* BEGIN *

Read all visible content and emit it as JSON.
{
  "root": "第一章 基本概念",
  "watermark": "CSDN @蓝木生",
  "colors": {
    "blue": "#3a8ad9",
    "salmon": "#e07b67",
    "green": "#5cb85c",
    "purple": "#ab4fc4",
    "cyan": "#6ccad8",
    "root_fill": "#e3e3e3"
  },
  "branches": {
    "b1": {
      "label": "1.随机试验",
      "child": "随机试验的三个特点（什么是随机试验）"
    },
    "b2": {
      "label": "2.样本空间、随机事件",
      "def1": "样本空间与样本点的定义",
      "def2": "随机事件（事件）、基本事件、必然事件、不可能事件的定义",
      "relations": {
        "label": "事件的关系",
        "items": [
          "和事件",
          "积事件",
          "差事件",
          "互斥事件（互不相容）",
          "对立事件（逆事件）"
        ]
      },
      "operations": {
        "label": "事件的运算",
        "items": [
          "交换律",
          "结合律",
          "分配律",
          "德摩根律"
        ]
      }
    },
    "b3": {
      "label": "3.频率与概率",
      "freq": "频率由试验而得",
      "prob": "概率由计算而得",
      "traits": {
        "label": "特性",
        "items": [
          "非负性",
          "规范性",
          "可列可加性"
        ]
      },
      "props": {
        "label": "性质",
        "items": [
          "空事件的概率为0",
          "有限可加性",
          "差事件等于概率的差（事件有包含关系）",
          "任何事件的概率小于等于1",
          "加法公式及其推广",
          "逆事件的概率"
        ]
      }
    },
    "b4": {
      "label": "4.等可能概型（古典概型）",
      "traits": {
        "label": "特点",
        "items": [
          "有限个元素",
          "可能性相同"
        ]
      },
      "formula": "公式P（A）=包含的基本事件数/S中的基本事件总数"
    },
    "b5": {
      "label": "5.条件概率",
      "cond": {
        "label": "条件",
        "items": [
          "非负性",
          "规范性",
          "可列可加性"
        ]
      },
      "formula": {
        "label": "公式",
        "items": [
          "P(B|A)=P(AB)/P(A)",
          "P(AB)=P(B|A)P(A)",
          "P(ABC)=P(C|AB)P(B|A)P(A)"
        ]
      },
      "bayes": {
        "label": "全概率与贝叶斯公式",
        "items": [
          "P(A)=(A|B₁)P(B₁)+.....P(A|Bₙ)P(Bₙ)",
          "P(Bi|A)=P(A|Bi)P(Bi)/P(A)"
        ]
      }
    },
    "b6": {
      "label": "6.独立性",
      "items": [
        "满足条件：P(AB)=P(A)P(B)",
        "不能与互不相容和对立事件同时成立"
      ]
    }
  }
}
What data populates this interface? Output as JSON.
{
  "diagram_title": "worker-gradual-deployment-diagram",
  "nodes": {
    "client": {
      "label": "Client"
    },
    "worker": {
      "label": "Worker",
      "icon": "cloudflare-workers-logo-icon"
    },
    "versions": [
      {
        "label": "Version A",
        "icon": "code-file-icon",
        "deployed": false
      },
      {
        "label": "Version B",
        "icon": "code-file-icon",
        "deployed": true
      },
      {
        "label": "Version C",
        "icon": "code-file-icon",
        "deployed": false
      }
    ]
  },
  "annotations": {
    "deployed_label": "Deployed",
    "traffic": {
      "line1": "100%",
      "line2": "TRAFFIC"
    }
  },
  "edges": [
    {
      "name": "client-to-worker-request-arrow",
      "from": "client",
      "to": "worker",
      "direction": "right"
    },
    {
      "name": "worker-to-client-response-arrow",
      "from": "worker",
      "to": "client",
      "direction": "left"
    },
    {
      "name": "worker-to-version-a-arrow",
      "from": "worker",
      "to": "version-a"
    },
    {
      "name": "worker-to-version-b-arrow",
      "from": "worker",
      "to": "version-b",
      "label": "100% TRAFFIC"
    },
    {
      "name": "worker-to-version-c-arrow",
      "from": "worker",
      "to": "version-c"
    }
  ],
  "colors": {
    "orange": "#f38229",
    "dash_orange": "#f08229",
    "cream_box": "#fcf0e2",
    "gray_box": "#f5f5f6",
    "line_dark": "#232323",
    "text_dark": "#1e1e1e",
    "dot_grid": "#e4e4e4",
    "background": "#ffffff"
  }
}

* END *

▶ **Short exercise**:
Pick out every line with the string "name" and copy it.

▶ **Completed task**:
      "name": "client-to-worker-request-arrow",
      "name": "worker-to-client-response-arrow",
      "name": "worker-to-version-a-arrow",
      "name": "worker-to-version-b-arrow",
      "name": "worker-to-version-c-arrow",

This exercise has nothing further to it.